= Given problem =
In the records below, find each line with the word "подаются" and copy it.

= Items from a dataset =
----------
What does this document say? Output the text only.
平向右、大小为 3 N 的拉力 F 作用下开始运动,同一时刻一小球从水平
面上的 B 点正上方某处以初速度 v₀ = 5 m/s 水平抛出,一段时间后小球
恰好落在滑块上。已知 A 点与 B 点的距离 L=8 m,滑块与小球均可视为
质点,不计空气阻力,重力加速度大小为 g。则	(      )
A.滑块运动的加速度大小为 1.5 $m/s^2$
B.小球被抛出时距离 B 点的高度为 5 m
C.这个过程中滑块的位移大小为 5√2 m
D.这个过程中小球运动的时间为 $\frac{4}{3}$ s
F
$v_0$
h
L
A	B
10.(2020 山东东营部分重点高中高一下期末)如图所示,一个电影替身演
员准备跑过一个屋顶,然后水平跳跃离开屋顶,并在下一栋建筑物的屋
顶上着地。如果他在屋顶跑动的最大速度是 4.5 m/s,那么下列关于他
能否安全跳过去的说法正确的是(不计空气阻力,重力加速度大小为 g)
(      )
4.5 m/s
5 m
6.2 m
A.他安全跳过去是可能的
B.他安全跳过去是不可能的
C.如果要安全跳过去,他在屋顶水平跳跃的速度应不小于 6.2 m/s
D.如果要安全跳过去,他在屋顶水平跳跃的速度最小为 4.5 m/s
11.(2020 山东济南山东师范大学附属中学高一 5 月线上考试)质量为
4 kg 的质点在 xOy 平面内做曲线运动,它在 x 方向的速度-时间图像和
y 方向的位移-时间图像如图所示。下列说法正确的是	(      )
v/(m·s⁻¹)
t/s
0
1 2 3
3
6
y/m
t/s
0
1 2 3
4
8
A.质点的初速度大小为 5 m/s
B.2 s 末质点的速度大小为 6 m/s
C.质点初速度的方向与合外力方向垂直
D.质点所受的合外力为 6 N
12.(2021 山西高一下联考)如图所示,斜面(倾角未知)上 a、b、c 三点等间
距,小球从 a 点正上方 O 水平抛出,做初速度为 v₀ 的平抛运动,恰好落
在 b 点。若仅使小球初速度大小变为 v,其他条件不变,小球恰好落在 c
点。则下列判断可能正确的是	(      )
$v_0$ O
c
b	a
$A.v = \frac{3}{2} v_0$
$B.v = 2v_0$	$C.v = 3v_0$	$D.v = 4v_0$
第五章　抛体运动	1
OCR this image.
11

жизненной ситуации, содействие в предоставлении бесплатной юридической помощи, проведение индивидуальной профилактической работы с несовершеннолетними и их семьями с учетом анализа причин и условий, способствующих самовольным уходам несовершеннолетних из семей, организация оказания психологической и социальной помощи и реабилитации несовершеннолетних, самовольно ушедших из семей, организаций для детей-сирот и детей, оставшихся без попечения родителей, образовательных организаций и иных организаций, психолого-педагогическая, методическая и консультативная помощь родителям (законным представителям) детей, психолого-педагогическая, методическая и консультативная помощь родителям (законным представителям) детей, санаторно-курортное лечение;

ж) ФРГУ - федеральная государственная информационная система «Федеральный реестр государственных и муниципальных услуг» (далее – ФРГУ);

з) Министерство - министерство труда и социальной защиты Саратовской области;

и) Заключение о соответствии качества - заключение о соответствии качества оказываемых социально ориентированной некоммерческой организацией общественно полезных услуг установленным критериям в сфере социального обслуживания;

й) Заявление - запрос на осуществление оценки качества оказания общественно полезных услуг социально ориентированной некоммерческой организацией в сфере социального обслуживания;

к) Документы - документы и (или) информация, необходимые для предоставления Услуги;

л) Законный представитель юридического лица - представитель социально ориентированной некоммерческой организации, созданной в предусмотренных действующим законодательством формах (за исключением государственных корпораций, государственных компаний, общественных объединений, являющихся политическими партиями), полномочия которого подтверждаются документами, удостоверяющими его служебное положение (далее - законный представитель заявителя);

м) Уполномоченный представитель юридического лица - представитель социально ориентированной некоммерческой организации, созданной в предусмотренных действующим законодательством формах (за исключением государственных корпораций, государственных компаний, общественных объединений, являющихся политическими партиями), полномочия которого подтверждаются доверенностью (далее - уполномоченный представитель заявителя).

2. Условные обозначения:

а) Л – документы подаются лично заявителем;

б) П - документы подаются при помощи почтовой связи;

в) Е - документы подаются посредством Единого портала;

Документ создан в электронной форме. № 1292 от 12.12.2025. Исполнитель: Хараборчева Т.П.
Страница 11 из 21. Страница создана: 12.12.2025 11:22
----------
= Output below =
а) Л – документы подаются лично заявителем;
б) П - документы подаются при помощи почтовой связи;
в) Е - документы подаются посредством Единого портала;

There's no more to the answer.